Part of a data file:
........

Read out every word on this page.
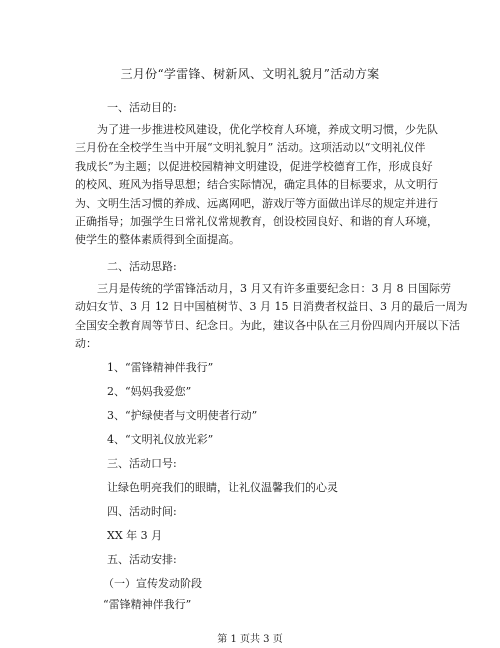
三月份“学雷锋、树新风、文明礼貌月”活动方案
一、活动目的:
为了进一步推进校风建设，优化学校育人环境，养成文明习惯，少先队
三月份在全校学生当中开展“文明礼貌月” 活动。这项活动以“文明礼仪伴
我成长”为主题；以促进校园精神文明建设，促进学校德育工作，形成良好
的校风、班风为指导思想；结合实际情况，确定具体的目标要求，从文明行
为、文明生活习惯的养成、远离网吧，游戏厅等方面做出详尽的规定并进行
正确指导；加强学生日常礼仪常规教育，创设校园良好、和谐的育人环境，
使学生的整体素质得到全面提高。
二、活动思路:
三月是传统的学雷锋活动月，3 月又有许多重要纪念日：3 月 8 日国际劳
动妇女节、3 月 12 日中国植树节、3 月 15 日消费者权益日、3 月的最后一周为
全国安全教育周等节日、纪念日。为此，建议各中队在三月份四周内开展以下活
动：
1、“雷锋精神伴我行”
2、“妈妈我爱您”
3、“护绿使者与文明使者行动”
4、“文明礼仪放光彩”
三、活动口号:
让绿色明亮我们的眼睛，让礼仪温馨我们的心灵
四、活动时间:
XX 年 3 月
五、活动安排:
（一）宣传发动阶段
“雷锋精神伴我行”
第 1 页共 3 页
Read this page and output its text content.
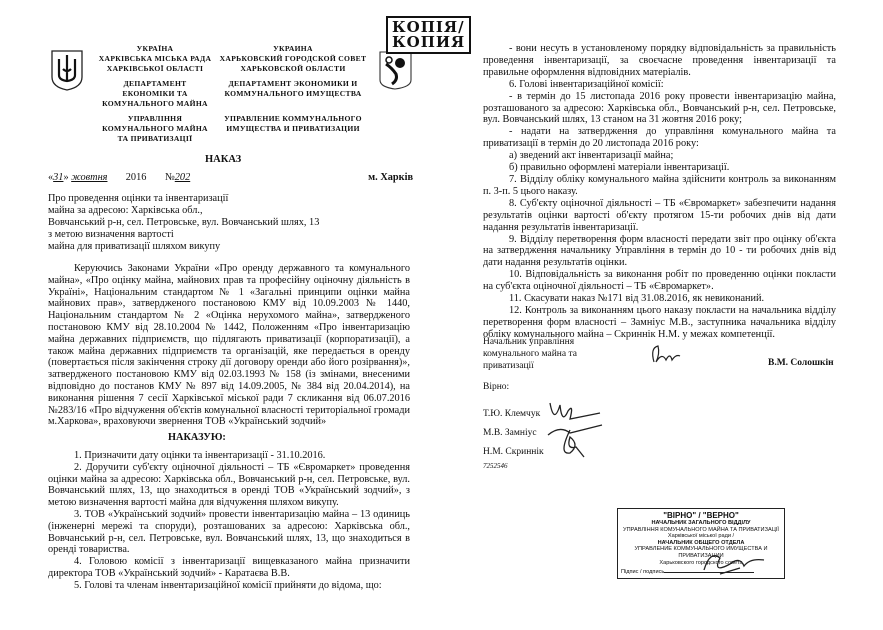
УКРАЇНА
ХАРКІВСЬКА МІСЬКА РАДА
ХАРКІВСЬКОЇ ОБЛАСТІ
ДЕПАРТАМЕНТ
ЕКОНОМІКИ ТА
КОМУНАЛЬНОГО МАЙНА
УПРАВЛІННЯ
КОМУНАЛЬНОГО МАЙНА
ТА ПРИВАТИЗАЦІЇ
УКРАИНА
ХАРЬКОВСКИЙ ГОРОДСКОЙ СОВЕТ
ХАРЬКОВСКОЙ ОБЛАСТИ
ДЕПАРТАМЕНТ ЭКОНОМИКИ И
КОММУНАЛЬНОГО ИМУЩЕСТВА
УПРАВЛЕНИЕ КОММУНАЛЬНОГО
ИМУЩЕСТВА И ПРИВАТИЗАЦИИ
КОПІЯ/
КОПИЯ
НАКАЗ
«31» жовтня 2016 №202	м. Харків
Про проведення оцінки та інвентаризації
майна за адресою: Харківська обл.,
Вовчанський р-н, сел. Петровське, вул. Вовчанський шлях, 13
з метою визначення вартості
майна для приватизації шляхом викупу

Керуючись Законами України «Про оренду державного та комунального майна», «Про оцінку майна, майнових прав та професійну оціночну діяльність в Україні», Національним стандартом № 1 «Загальні принципи оцінки майна майнових прав», затвердженого постановою КМУ від 10.09.2003 № 1440, Національним стандартом № 2 «Оцінка нерухомого майна», затвердженого постановою КМУ від 28.10.2004 № 1442, Положенням «Про інвентаризацію майна державних підприємств, що підлягають приватизації (корпоратизації), а також майна державних підприємств та організацій, яке передається в оренду (повертається після закінчення строку дії договору оренди або його розірвання)», затвердженого постановою КМУ від 02.03.1993 № 158 (із змінами, внесеними відповідно до постанов КМУ № 897 від 14.09.2005, № 384 від 20.04.2014), на виконання рішення 7 сесії Харківської міської ради 7 скликання від 06.07.2016 №283/16 «Про відчуження об'єктів комунальної власності територіальної громади м.Харкова», враховуючи звернення ТОВ «Український зодчий»

НАКАЗУЮ:

1. Призначити дату оцінки та інвентаризації - 31.10.2016.

2. Доручити суб'єкту оціночної діяльності – ТБ «Євромаркет» проведення оцінки майна за адресою: Харківська обл., Вовчанський р-н, сел. Петровське, вул. Вовчанський шлях, 13, що знаходиться в оренді ТОВ «Український зодчий», з метою визначення вартості майна для відчуження шляхом викупу.

3. ТОВ «Український зодчий» провести інвентаризацію майна – 13 одиниць (інженерні мережі та споруди), розташованих за адресою: Харківська обл., Вовчанський р-н, сел. Петровське, вул. Вовчанський шлях, 13, що знаходиться в оренді товариства.

4. Головою комісії з інвентаризації вищевказаного майна призначити директора ТОВ «Український зодчий» - Каратаєва В.В.

5. Голові та членам інвентаризаційної комісії прийняти до відома, що:

- вони несуть в установленому порядку відповідальність за правильність проведення інвентаризації, за своєчасне проведення інвентаризації та правильне оформлення відповідних матеріалів.

6. Голові інвентаризаційної комісії:

- в термін до 15 листопада 2016 року провести інвентаризацію майна, розташованого за адресою: Харківська обл., Вовчанський р-н, сел. Петровське, вул. Вовчанський шлях, 13 станом на 31 жовтня 2016 року;

- надати на затвердження до управління комунального майна та приватизації в термін до 20 листопада 2016 року:

а) зведений акт інвентаризації майна;

б) правильно оформлені матеріали інвентаризації.

7. Відділу обліку комунального майна здійснити контроль за виконанням п. 3-п. 5 цього наказу.

8. Суб'єкту оціночної діяльності – ТБ «Євромаркет» забезпечити надання результатів оцінки вартості об'єкту протягом 15-ти робочих днів від дати надання результатів інвентаризації.

9. Відділу перетворення форм власності передати звіт про оцінку об'єкта на затвердження начальнику Управління в термін до 10 - ти робочих днів від дати надання результатів оцінки.

10. Відповідальність за виконання робіт по проведенню оцінки покласти на суб'єкта оціночної діяльності – ТБ «Євромаркет».

11. Скасувати наказ №171 від 31.08.2016, як невиконаний.

12. Контроль за виконанням цього наказу покласти на начальника відділу перетворення форм власності – Замніус М.В., заступника начальника відділу обліку комунального майна – Скриннік Н.М. у межах компетенції.

Начальник управління
комунального майна та
приватизації	В.М. Солошкін
Вірно:
Т.Ю. Клемчук
М.В. Замніус
Н.М. Скриннік
7252546
"ВІРНО" / "ВЕРНО"
НАЧАЛЬНИК ЗАГАЛЬНОГО ВІДДІЛУ
УПРАВЛІННЯ КОМУНАЛЬНОГО МАЙНА ТА ПРИВАТИЗАЦІЇ
Харківської міської ради /
НАЧАЛЬНИК ОБЩЕГО ОТДЕЛА
УПРАВЛЕНИЕ КОММУНАЛЬНОГО ИМУЩЕСТВА И ПРИВАТИЗАЦИИ
Харьковского городского совета
Підпис / подпись
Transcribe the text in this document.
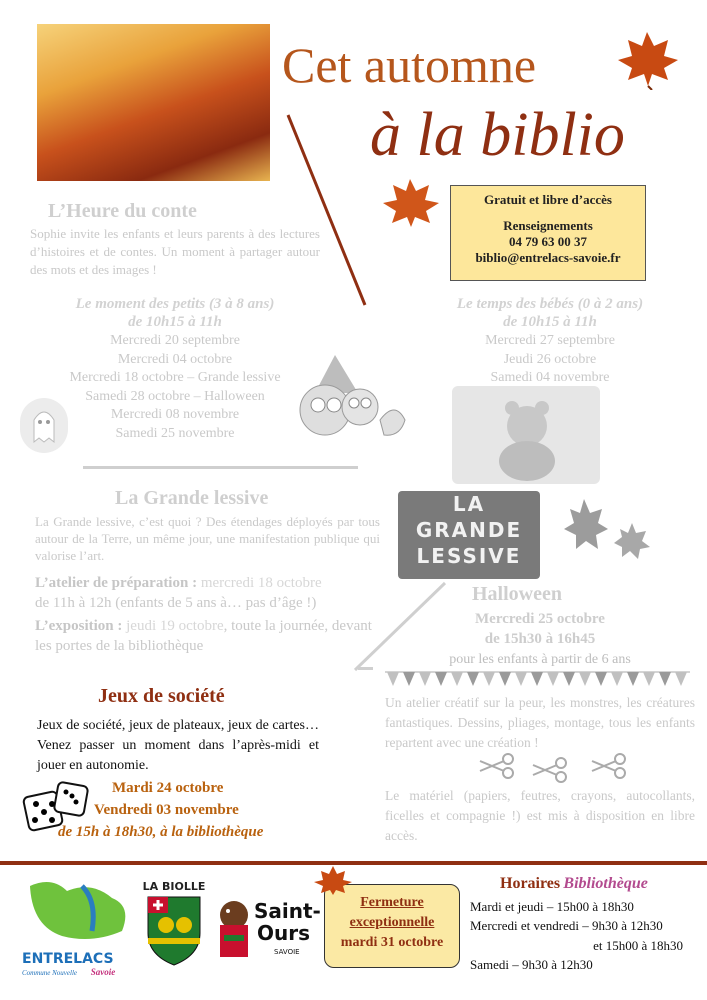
Cet automne
à la biblio
Gratuit et libre d’accès
Renseignements
04 79 63 00 37
biblio@entrelacs-savoie.fr
L’Heure du conte
Sophie invite les enfants et leurs parents à des lectures d’histoires et de contes. Un moment à partager autour des mots et des images !
Le moment des petits (3 à 8 ans)
de 10h15 à 11h
Mercredi 20 septembre
Mercredi 04 octobre
Mercredi 18 octobre – Grande lessive
Samedi 28 octobre – Halloween
Mercredi 08 novembre
Samedi 25 novembre
Le temps des bébés (0 à 2 ans)
de 10h15 à 11h
Mercredi 27 septembre
Jeudi 26 octobre
Samedi 04 novembre
La Grande lessive
La Grande lessive, c’est quoi ? Des étendages déployés par tous autour de la Terre, un même jour, une manifestation publique qui valorise l’art.
L’atelier de préparation : mercredi 18 octobre
de 11h à 12h (enfants de 5 ans à… pas d’âge !)
L’exposition : jeudi 19 octobre, toute la journée, devant les portes de la bibliothèque
LA
GRANDE
LESSIVE
Halloween
Mercredi 25 octobre
de 15h30 à 16h45
pour les enfants à partir de 6 ans
Un atelier créatif sur la peur, les monstres, les créatures fantastiques. Dessins, pliages, montage, tous les enfants repartent avec une création !
Le matériel (papiers, feutres, crayons, autocollants, ficelles et compagnie !) est mis à disposition en libre accès.
Jeux de société
Jeux de société, jeux de plateaux, jeux de cartes… Venez passer un moment dans l’après-midi et jouer en autonomie.
Mardi 24 octobre
Vendredi 03 novembre
de 15h à 18h30, à la bibliothèque
ENTRELACS
Commune Nouvelle Savoie
LA BIOLLE
Saint-
Ours
SAVOIE
Fermeture
exceptionnelle
mardi 31 octobre
Horaires Bibliothèque
Mardi et jeudi – 15h00 à 18h30
Mercredi et vendredi – 9h30 à 12h30
et 15h00 à 18h30
Samedi – 9h30 à 12h30
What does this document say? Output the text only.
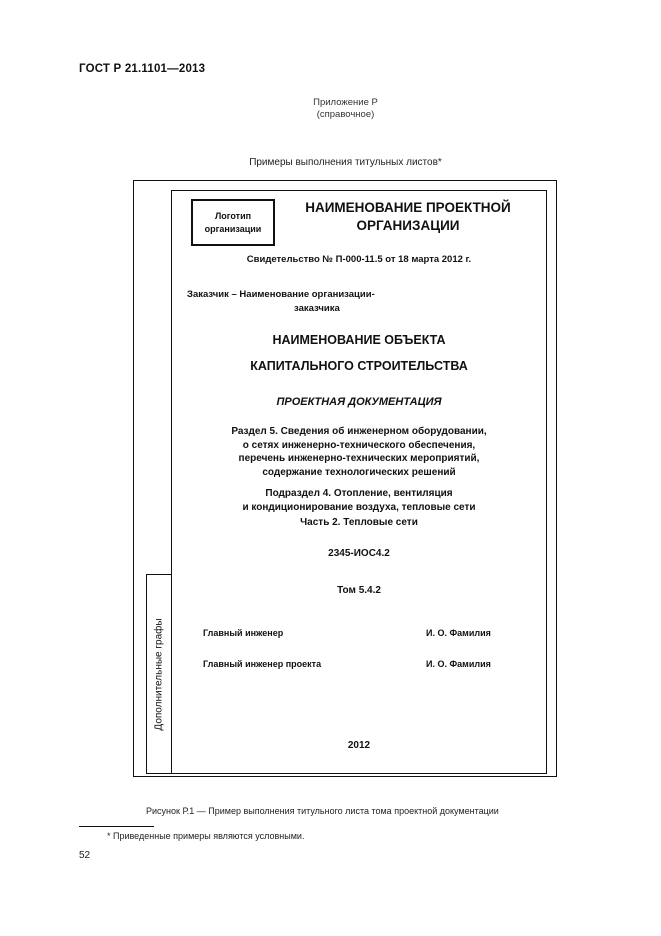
ГОСТ Р 21.1101—2013
Приложение Р
(справочное)
Примеры выполнения титульных листов*
Дополнительные графы
Логотип
организации
НАИМЕНОВАНИЕ ПРОЕКТНОЙ
ОРГАНИЗАЦИИ
Свидетельство № П-000-11.5 от 18 марта 2012 г.
Заказчик – Наименование организации-
заказчика
НАИМЕНОВАНИЕ ОБЪЕКТА
КАПИТАЛЬНОГО СТРОИТЕЛЬСТВА
ПРОЕКТНАЯ ДОКУМЕНТАЦИЯ
Раздел 5. Сведения об инженерном оборудовании,
о сетях инженерно-технического обеспечения,
перечень инженерно-технических мероприятий,
содержание технологических решений
Подраздел 4. Отопление, вентиляция
и кондиционирование воздуха, тепловые сети
Часть 2. Тепловые сети
2345-ИОС4.2
Том 5.4.2
Главный инженер	И. О. Фамилия
Главный инженер проекта	И. О. Фамилия
2012
Рисунок Р.1 — Пример выполнения титульного листа тома проектной документации
* Приведенные примеры являются условными.
52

........

REQUIREMENTS -> Copy every line that includes the string "інвентаризаційної" from the material above.

TASK SOLUTION ->
5. Голові та членам інвентаризаційної комісії прийняти до відома, що:
6. Голові інвентаризаційної комісії:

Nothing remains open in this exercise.